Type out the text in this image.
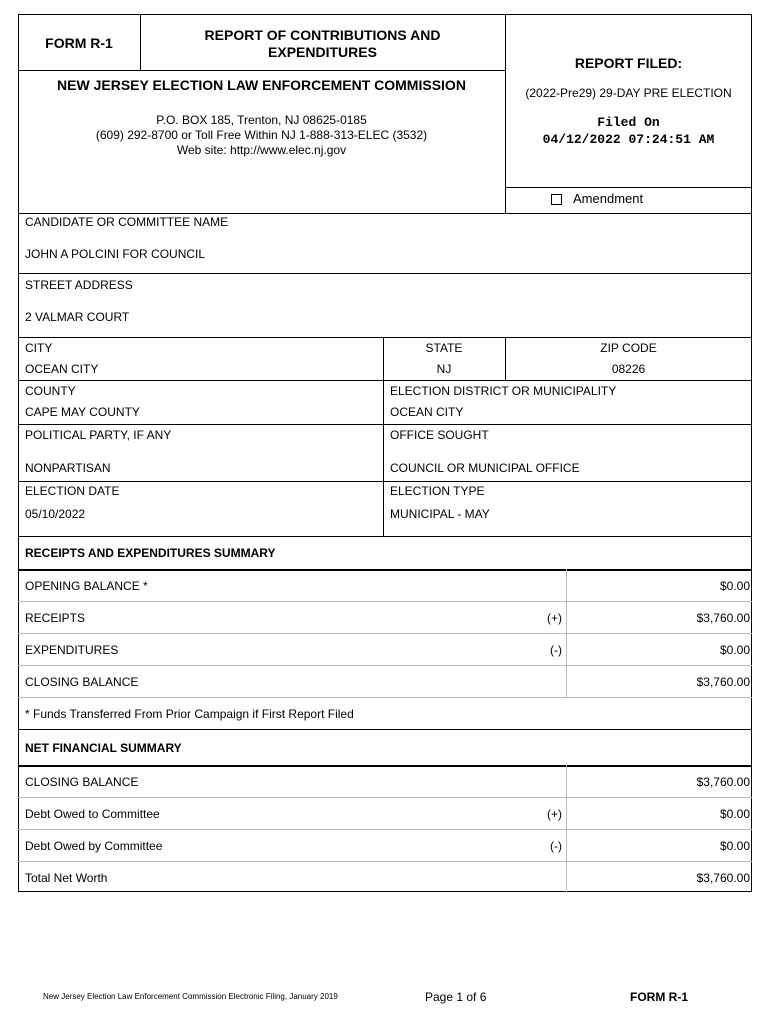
FORM R-1	REPORT OF CONTRIBUTIONS AND
EXPENDITURES
NEW JERSEY ELECTION LAW ENFORCEMENT COMMISSION
P.O. BOX 185, Trenton, NJ 08625-0185
(609) 292-8700 or Toll Free Within NJ 1-888-313-ELEC (3532)
Web site: http://www.elec.nj.gov
REPORT FILED:
(2022-Pre29) 29-DAY PRE ELECTION
Filed On
04/12/2022 07:24:51 AM
Amendment
CANDIDATE OR COMMITTEE NAME
JOHN A POLCINI FOR COUNCIL
STREET ADDRESS
2 VALMAR COURT
CITY
OCEAN CITY
STATE
NJ
ZIP CODE
08226
COUNTY
CAPE MAY COUNTY
ELECTION DISTRICT OR MUNICIPALITY
OCEAN CITY
POLITICAL PARTY, IF ANY
NONPARTISAN
OFFICE SOUGHT
COUNCIL OR MUNICIPAL OFFICE
ELECTION DATE
05/10/2022
ELECTION TYPE
MUNICIPAL - MAY
RECEIPTS AND EXPENDITURES SUMMARY
OPENING BALANCE *	$0.00
RECEIPTS	(+)	$3,760.00
EXPENDITURES	(-)	$0.00
CLOSING BALANCE	$3,760.00
* Funds Transferred From Prior Campaign if First Report Filed
NET FINANCIAL SUMMARY
CLOSING BALANCE	$3,760.00
Debt Owed to Committee	(+)	$0.00
Debt Owed by Committee	(-)	$0.00
Total Net Worth	$3,760.00
New Jersey Election Law Enforcement Commission Electronic Filing, January 2019	Page 1 of 6	FORM R-1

○ ○ ○

What to work on: Return every line above that contains the word "RECEIPTS".

Response below:
RECEIPTS AND EXPENDITURES SUMMARY
RECEIPTS	(+)	$3,760.00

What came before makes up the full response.